#### [SOURCE EXCERPT]

───

All of Poe’s pioneering initiatives were exploited by subsequent generations of crime writers and although many of those writers introduced variations on and combinations of them, no other writer ever established so many influential concepts. Christie, as we shall see, exploited them to the full.
The first, and most important, of the Poe stories, ‘The Murders in the Rue Morgue’, incorporated the first five ideas above. The murder of a mother and daughter in a room locked from the inside is investigated by Chevalier C. Auguste Dupin, who, by logical deduction, arrives at a most unexpected solution, thereby proving the innocence of an arrested man; the story is narrated by his unnamed associate.
Although Poe is not one of the writers she mentions in her Autobiography as being an influence, Agatha Christie took his template of a murder and its investigation when she began to write The Mysterious Affair at Styles, 75 years later.
The brilliant amateur detective
If we take ‘amateur’ to mean someone outside the official police force, then Hercule Poirot is the pre-eminent example. With the creation of Miss Marple, Christie remains the only writer to create two famous detective figures. Although not as well known, the characters Tommy and Tuppence, Parker Pyne, Mr Satterthwaite and Mr Quin also come into this category.
The less-than-brilliant narrator-friend
Poirot’s early chronicler, Captain Arthur Hastings, appeared in nine novels (if we include the 1927 episodic novel The Big Four) and 26 short stories. After Dumb Witness in 1937, Christie dispensed with his services, though she allowed him a nostalgic swan song in Curtain, published in 1975. But she also experimented with other narrators, often with dramatic results – The Man in the Brown Suit, The Murder of Roger Ackroyd, Endless Night. The decision to send Hastings to Argentina may have had less to do with his mental ability than with the restrictions he imposed on his creator: his narration meant that only events at which he was present could be recounted. Signs of this growing unease can be seen in the use of third-person narrative at the beginning of Dumb Witness and the interspersing of third-person scenes throughout The A.B.C. Murders, published the year before Hastings’ banishment. Miss Marple has no permanent Hastings-like companion.
The wrongly suspected person
This is the basis of some of Christie’s finest titles, among them the novels Five Little Pigs, Sad Cypress, Mrs McGinty’s Dead and Ordeal by Innocence, and the short story ‘Witness for the Prosecution’. The wrongly suspected may be still on trial as in Sad Cypress or already convicted as in Mrs McGinty’s Dead. In more extreme cases – Five Little Pigs, Ordeal by Innocence – they have already paid the ultimate price, although in each case ill-health, rather than the hangman, is the cause of death. And being Agatha Christie, she also played a variation on this theme in ‘Witness for the Prosecution’ when the vindicated suspect is shown to be the guilty party after all.

───

[Collection entries]
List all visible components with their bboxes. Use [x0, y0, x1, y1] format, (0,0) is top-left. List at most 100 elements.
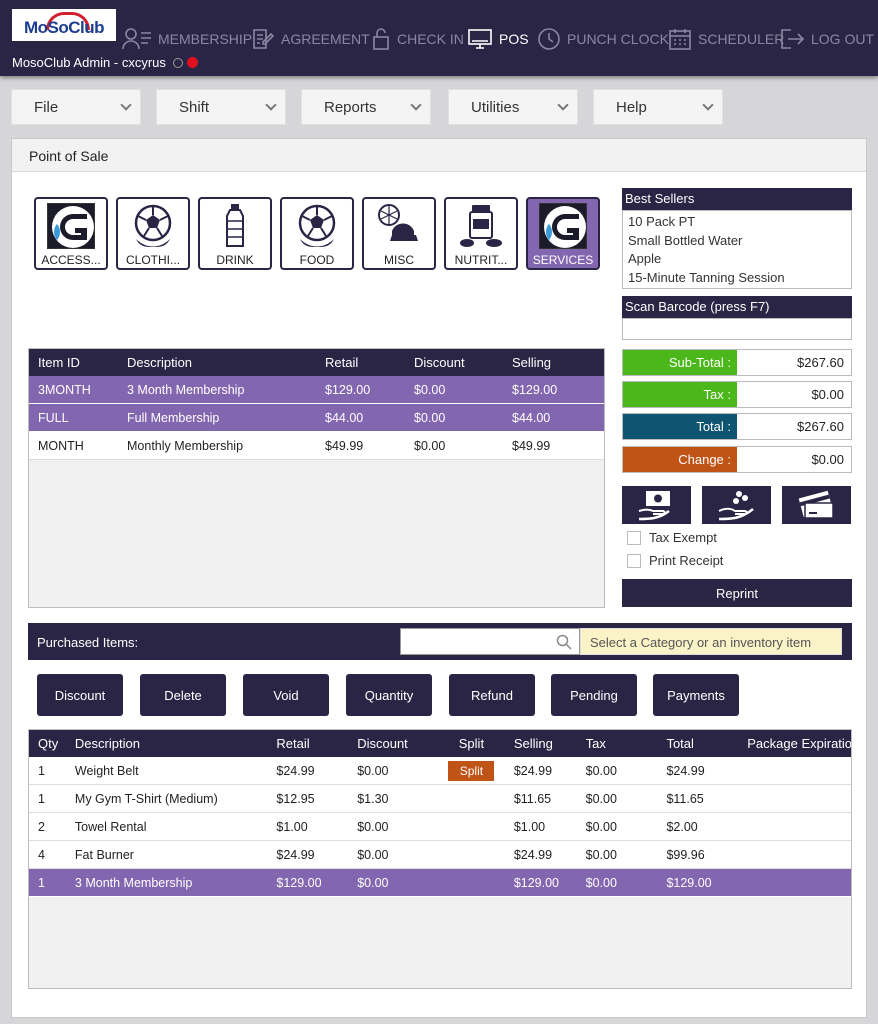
void-button[interactable]: Void [243, 674, 329, 716]
category-clothing[interactable]: CLOTHI... [116, 197, 190, 270]
purchased-items-label: Purchased Items: [37, 635, 139, 650]
total-value: $267.60 [737, 414, 851, 439]
total-row: Total : $267.60 [622, 413, 852, 440]
best-sellers-title: Best Sellers [622, 188, 852, 210]
nav-check-in[interactable]: CHECK IN [371, 27, 464, 51]
nav-pos[interactable]: POS [467, 27, 529, 51]
nav-agreement[interactable]: AGREEMENT [251, 27, 370, 51]
reprint-button[interactable]: Reprint [622, 579, 852, 607]
list-item[interactable]: 15-Minute Tanning Session [628, 269, 846, 288]
table-row[interactable]: 2 Towel Rental $1.00 $0.00 $1.00 $0.00 $… [29, 813, 851, 841]
purchased-grid-header: Qty Description Retail Discount Split Se… [29, 730, 851, 757]
supplement-icon [460, 204, 502, 247]
item-search-input[interactable] [400, 628, 580, 655]
table-row[interactable]: 4 Fat Burner $24.99 $0.00 $24.99 $0.00 $… [29, 841, 851, 869]
table-row[interactable]: FULL Full Membership $44.00 $0.00 $44.00 [29, 404, 604, 432]
change-row: Change : $0.00 [622, 446, 852, 473]
menu-reports[interactable]: Reports [301, 89, 431, 125]
monitor-icon [468, 29, 492, 49]
table-row[interactable]: MONTH Monthly Membership $49.99 $0.00 $4… [29, 432, 604, 460]
items-grid-header: Item ID Description Retail Discount Sell… [29, 349, 604, 376]
clock-status-icon [172, 57, 183, 68]
membership-icon [122, 28, 151, 50]
category-misc[interactable]: MISC [362, 197, 436, 270]
total-label: Total : [623, 414, 737, 439]
tax-label: Tax : [623, 382, 737, 407]
split-button[interactable]: Split [448, 760, 495, 781]
list-item[interactable]: 10 Pack PT [628, 213, 846, 232]
nav-scheduler[interactable]: SCHEDULER [668, 27, 784, 51]
subtotal-row: Sub-Total : $267.60 [622, 349, 852, 376]
search-icon[interactable] [556, 634, 572, 650]
status-indicator-icon [186, 57, 198, 68]
pos-panel: Point of Sale ACCESS... CLOTHI... DRINK … [11, 138, 867, 1018]
pending-button[interactable]: Pending [551, 674, 637, 716]
clock-icon [538, 28, 560, 50]
refund-button[interactable]: Refund [449, 674, 535, 716]
list-item[interactable]: Small Bottled Water [628, 232, 846, 251]
tax-exempt-checkbox[interactable]: Tax Exempt [627, 530, 717, 545]
logout-icon [781, 29, 805, 49]
menu-file[interactable]: File [11, 89, 141, 125]
mosoclub-logo[interactable]: MoSoClub [12, 9, 116, 41]
quantity-button[interactable]: Quantity [346, 674, 432, 716]
change-label: Change : [623, 447, 737, 472]
card-payment-button[interactable] [782, 486, 851, 524]
chevron-down-icon [410, 99, 422, 111]
misc-icon [378, 203, 418, 241]
purchased-items-bar: Purchased Items: Select a Category or an… [28, 623, 852, 660]
checkbox-box[interactable] [627, 553, 641, 568]
payments-button[interactable]: Payments [653, 674, 739, 716]
chevron-down-icon [265, 99, 277, 111]
chevron-down-icon [702, 99, 714, 111]
table-row[interactable]: 1 Weight Belt $24.99 $0.00 Split $24.99 … [29, 757, 851, 785]
cash-payment-button[interactable] [622, 486, 691, 524]
menu-utilities[interactable]: Utilities [448, 89, 578, 125]
soccer-ball-icon [298, 204, 336, 247]
change-value: $0.00 [737, 447, 851, 472]
cash-payment-icon [638, 491, 670, 521]
nav-membership[interactable]: MEMBERSHIP [122, 27, 252, 51]
menu-shift[interactable]: Shift [156, 89, 286, 125]
tip-button[interactable] [702, 486, 771, 524]
category-services[interactable]: SERVICES [526, 197, 600, 270]
panel-title: Point of Sale [12, 139, 866, 172]
category-nutrition[interactable]: NUTRIT... [444, 197, 518, 270]
nav-punch-clock[interactable]: PUNCH CLOCK [537, 27, 669, 51]
selection-hint: Select a Category or an inventory item [580, 628, 842, 655]
club-logo-icon [47, 202, 95, 249]
nav-log-out[interactable]: LOG OUT [779, 27, 874, 51]
table-row[interactable]: 1 My Gym T-Shirt (Medium) $12.95 $1.30 $… [29, 785, 851, 813]
list-item[interactable]: Apple [628, 250, 846, 269]
print-receipt-checkbox[interactable]: Print Receipt [627, 553, 723, 568]
items-grid: Item ID Description Retail Discount Sell… [28, 348, 605, 608]
delete-button[interactable]: Delete [140, 674, 226, 716]
checkbox-box[interactable] [627, 530, 641, 545]
table-row[interactable]: 3MONTH 3 Month Membership $129.00 $0.00 … [29, 376, 604, 404]
lock-icon [373, 28, 389, 50]
category-drink[interactable]: DRINK [198, 197, 272, 270]
best-sellers-list: 10 Pack PT Small Bottled Water Apple 15-… [622, 210, 852, 289]
category-accessories[interactable]: ACCESS... [34, 197, 108, 270]
scan-barcode-input[interactable] [622, 318, 852, 340]
table-row[interactable]: 1 3 Month Membership $129.00 $0.00 $129.… [29, 869, 851, 897]
bottle-icon [226, 203, 244, 247]
subtotal-label: Sub-Total : [623, 350, 737, 375]
chevron-down-icon [557, 99, 569, 111]
logo-text: MoSoClub [23, 18, 105, 37]
soccer-ball-icon [134, 204, 172, 247]
scan-barcode-label: Scan Barcode (press F7) [622, 296, 852, 318]
top-bar: MoSoClub MosoClub Admin - cxcyrus MEMBER… [0, 0, 878, 76]
purchased-items-grid: Qty Description Retail Discount Split Se… [28, 729, 852, 989]
subtotal-value: $267.60 [737, 350, 851, 375]
user-name: MosoClub Admin - cxcyrus [12, 55, 166, 70]
tax-value: $0.00 [737, 382, 851, 407]
discount-button[interactable]: Discount [37, 674, 123, 716]
category-food[interactable]: FOOD [280, 197, 354, 270]
chevron-down-icon [120, 99, 132, 111]
tax-row: Tax : $0.00 [622, 381, 852, 408]
card-payment-icon [798, 490, 834, 519]
club-logo-icon [539, 202, 587, 249]
menu-help[interactable]: Help [593, 89, 723, 125]
agreement-icon [253, 29, 275, 49]
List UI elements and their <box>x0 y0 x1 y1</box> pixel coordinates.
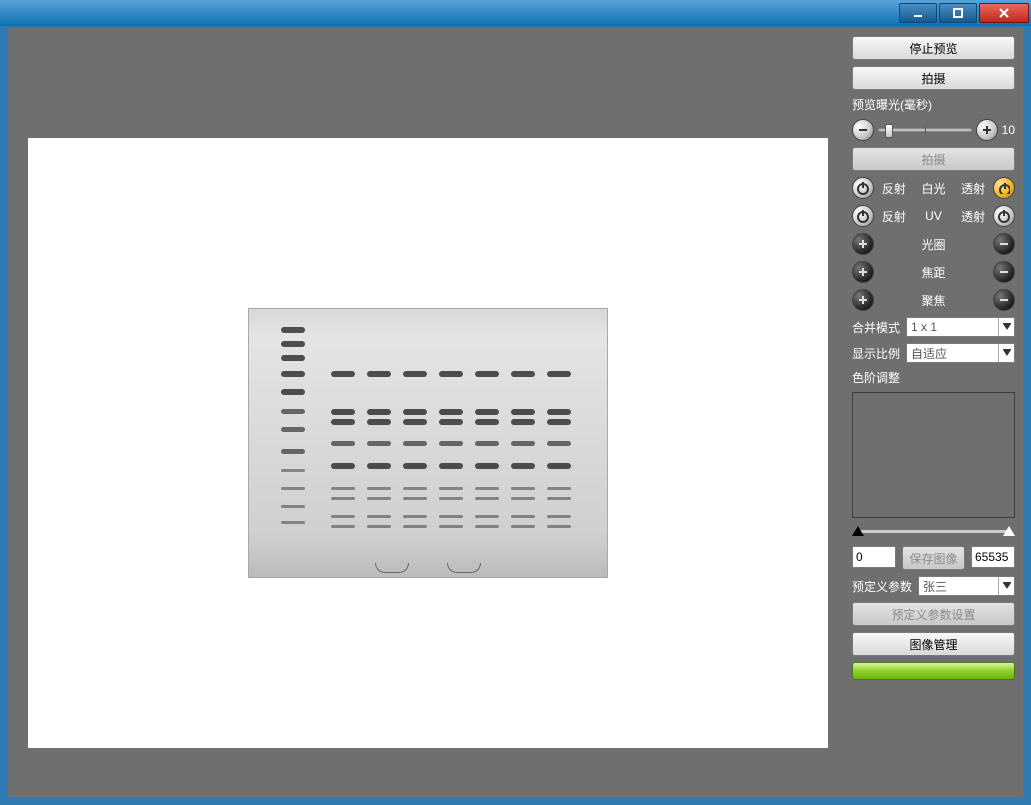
chevron-down-icon <box>998 344 1014 362</box>
exposure-plus-button[interactable] <box>976 119 998 141</box>
capture-button[interactable]: 拍摄 <box>852 66 1015 90</box>
capture-disabled-button: 拍摄 <box>852 147 1015 171</box>
canvas-area <box>8 28 848 797</box>
window-titlebar <box>0 0 1031 26</box>
image-manage-button[interactable]: 图像管理 <box>852 632 1015 656</box>
maximize-button[interactable] <box>939 3 977 23</box>
display-ratio-value: 自适应 <box>911 345 947 362</box>
histogram-slider[interactable] <box>852 526 1015 536</box>
gel-image <box>248 308 608 578</box>
display-ratio-select[interactable]: 自适应 <box>906 343 1015 363</box>
histogram-area <box>852 392 1015 518</box>
close-icon <box>998 7 1010 19</box>
minus-icon <box>857 124 869 136</box>
chevron-down-icon <box>998 577 1014 595</box>
preset-value: 张三 <box>923 578 947 595</box>
tone-adjust-label: 色阶调整 <box>852 369 1015 386</box>
preset-label: 预定义参数 <box>852 578 912 595</box>
plus-icon <box>857 294 869 306</box>
power-icon <box>856 209 870 223</box>
focus-plus-button[interactable] <box>852 289 874 311</box>
minus-icon <box>998 238 1010 250</box>
hist-high-input[interactable] <box>971 546 1015 568</box>
maximize-icon <box>952 7 964 19</box>
trans-white-label: 透射 <box>953 180 993 197</box>
focal-label: 焦距 <box>874 264 993 281</box>
exposure-label: 预览曝光(毫秒) <box>852 96 1015 113</box>
plus-icon <box>857 266 869 278</box>
reflect-white-label: 反射 <box>874 180 914 197</box>
power-icon <box>856 181 870 195</box>
power-icon <box>998 182 1010 194</box>
minimize-button[interactable] <box>899 3 937 23</box>
reflect-white-power-button[interactable] <box>852 177 874 199</box>
plus-icon <box>981 124 993 136</box>
minimize-icon <box>912 7 924 19</box>
white-light-label: 白光 <box>914 180 954 197</box>
minus-icon <box>998 294 1010 306</box>
minus-icon <box>998 266 1010 278</box>
trans-white-power-button[interactable] <box>993 177 1015 199</box>
merge-mode-value: 1 x 1 <box>911 320 937 334</box>
progress-bar <box>852 662 1015 680</box>
preset-select[interactable]: 张三 <box>918 576 1015 596</box>
trans-uv-label: 透射 <box>953 208 993 225</box>
power-icon <box>997 209 1011 223</box>
reflect-uv-label: 反射 <box>874 208 914 225</box>
focal-plus-button[interactable] <box>852 261 874 283</box>
reflect-uv-power-button[interactable] <box>852 205 874 227</box>
focus-label: 聚焦 <box>874 292 993 309</box>
control-panel: 停止预览 拍摄 预览曝光(毫秒) 10 拍摄 反射 白光 透射 反射 UV 透射… <box>848 28 1023 797</box>
trans-uv-power-button[interactable] <box>993 205 1015 227</box>
exposure-minus-button[interactable] <box>852 119 874 141</box>
save-image-button: 保存图像 <box>902 546 965 570</box>
preview-frame <box>28 138 828 748</box>
aperture-minus-button[interactable] <box>993 233 1015 255</box>
focal-minus-button[interactable] <box>993 261 1015 283</box>
stop-preview-button[interactable]: 停止预览 <box>852 36 1015 60</box>
exposure-slider[interactable] <box>878 128 972 132</box>
focus-minus-button[interactable] <box>993 289 1015 311</box>
hist-low-input[interactable] <box>852 546 896 568</box>
aperture-label: 光圈 <box>874 236 993 253</box>
merge-mode-select[interactable]: 1 x 1 <box>906 317 1015 337</box>
preset-settings-button[interactable]: 预定义参数设置 <box>852 602 1015 626</box>
chevron-down-icon <box>998 318 1014 336</box>
uv-label: UV <box>914 209 954 223</box>
plus-icon <box>857 238 869 250</box>
aperture-plus-button[interactable] <box>852 233 874 255</box>
display-ratio-label: 显示比例 <box>852 345 900 362</box>
exposure-value: 10 <box>1002 123 1015 137</box>
merge-mode-label: 合并模式 <box>852 319 900 336</box>
close-button[interactable] <box>979 3 1029 23</box>
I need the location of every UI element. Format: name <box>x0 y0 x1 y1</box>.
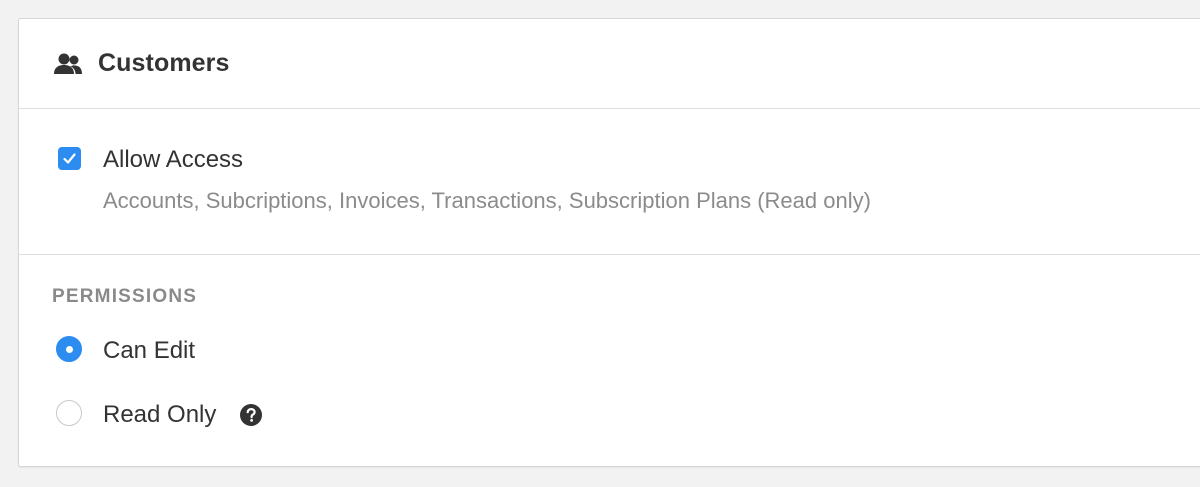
read-only-label[interactable]: Read Only <box>103 401 216 429</box>
permissions-heading: PERMISSIONS <box>52 286 198 307</box>
customers-permission-card: Customers <box>18 18 1200 467</box>
question-circle-icon[interactable] <box>239 403 263 427</box>
card-header: Customers <box>19 19 1200 109</box>
users-icon <box>52 52 84 76</box>
card-title: Customers <box>98 49 230 77</box>
read-only-radio[interactable] <box>56 400 82 426</box>
access-section <box>19 109 1200 255</box>
access-description: Accounts, Subcriptions, Invoices, Transa… <box>103 188 871 213</box>
can-edit-radio[interactable] <box>56 336 82 362</box>
allow-access-checkbox[interactable] <box>58 147 81 170</box>
allow-access-label[interactable]: Allow Access <box>103 146 243 174</box>
checkmark-icon <box>63 153 76 164</box>
can-edit-label[interactable]: Can Edit <box>103 337 195 365</box>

───

#### [COMPLETE THE FOLLOWING]
1. In the entries, repeat the stretch from the line containing "void-button[interactable]: Void [243, 674, 329, 716]" through the line containing "table-row[interactable]: FULL Full", including both of those lines.
2. Give what follows in the passage on Agatha Christie's debt to Poe, continuing after its last sentence.
The passage on Agatha Christie and Poe's detective-story conventions has no connection to the entries.

#### [THE RESPONSES]
1.
void-button[interactable]: Void [243, 674, 329, 716]
category-clothing[interactable]: CLOTHI... [116, 197, 190, 270]
purchased-items-label: Purchased Items: [37, 635, 139, 650]
total-value: $267.60 [737, 414, 851, 439]
total-row: Total : $267.60 [622, 413, 852, 440]
best-sellers-title: Best Sellers [622, 188, 852, 210]
nav-check-in[interactable]: CHECK IN [371, 27, 464, 51]
nav-pos[interactable]: POS [467, 27, 529, 51]
nav-agreement[interactable]: AGREEMENT [251, 27, 370, 51]
reprint-button[interactable]: Reprint [622, 579, 852, 607]
list-item[interactable]: 15-Minute Tanning Session [628, 269, 846, 288]
table-row[interactable]: 2 Towel Rental $1.00 $0.00 $1.00 $0.00 $… [29, 813, 851, 841]
purchased-grid-header: Qty Description Retail Discount Split Se… [29, 730, 851, 757]
supplement-icon [460, 204, 502, 247]
item-search-input[interactable] [400, 628, 580, 655]
table-row[interactable]: 4 Fat Burner $24.99 $0.00 $24.99 $0.00 $… [29, 841, 851, 869]
table-row[interactable]: FULL Full Membership $44.00 $0.00 $44.00 [29, 404, 604, 432]

2.
The sealed room
The fascination with this ploy lies in the seeming impossibility of the crime. Not only has the detective – and the reader – to work out ‘Who’ but also ‘How’. The crime may be committed in a room with all the doors and windows locked from the inside, making the murderer’s escape seemingly impossible; or in a room that is under constant observation; or the corpse may be discovered in a garden of unmarked snow or on a beach of unmarked sand. Although this was not a favourite Christie ploy she experimented with it on a few occasions, but in each case – Murder in Mesopotamia, Hercule Poirot’s Christmas, ‘Dead Man’s Mirror’, ‘The Dream’ – the sealed-room element was merely an aspect of the story and not its main focus.
The unexpected solution
Throughout her career this was the perennial province of Agatha Christie and the novels Murder on the Orient Express, Endless Night and And Then There Were None, as well as the short story ‘Witness for the Prosecution’, are the more dramatic examples. But mere unexpectedness is not sufficient; it must be fairly clued and prepared. The unmasking of, for example, the under-housemaid’s wheelchair-bound cousin from Australia, of whom the reader has never heard, may be unexpected but it is hardly fair. The unexpected murderer is dealt with below.
The ‘armchair detective’ and the application of pure reasoning
In 1842, Poe’s story ‘The Mystery of Marie Roget’ was an example both of ‘faction’, the fictionalisation of a true event, and of ‘armchair detection’, an exercise in pure reasoning. Although set in Paris, the story is actually an account, complete with newspaper reports, of the murder, in New York some years earlier, of Mary Cecilia Rogers. In this story Dupin seeks to arrive at a solution based on close examination of newspaper reports of the relevant facts, without visiting the scene of the crime. The clearest equivalent in Christie is The Thirteen Problems, the Marple collection in which a group of people meets regularly to solve a series of mysteries including murder, robbery, forgery and smuggling. Miss Marple also solves the murders in The Mirror Crack’d from Side to Side basing her solution on the observations of others, and visiting the scene of the crime only at the conclusion of the book; she undertakes a similar challenge in 4.50 from Paddington when Lucy Eyelesbarrow acts as her eyes and ears. Poirot solves ‘The Mystery of Hunter’s Lodge’, in Poirot Investigates, without leaving his sick-bed; and in The Clocks, making what amounts to a cameo appearance, he bases his deductions on the reports of Colin Lamb. For the novels of Christie’s most prolific and ingenious period (roughly 1930 to 1950), the application of pure reasoning applies. From the mid 1950s onwards there was a loosening of the form – Destination Unknown, Cat among the Pigeons, The Pale Horse, Endless Night – and she wrote fewer formal detective stories. But as late as 1964 and A Caribbean Mystery she was still defying her readers to interpret a daring and blatant clue.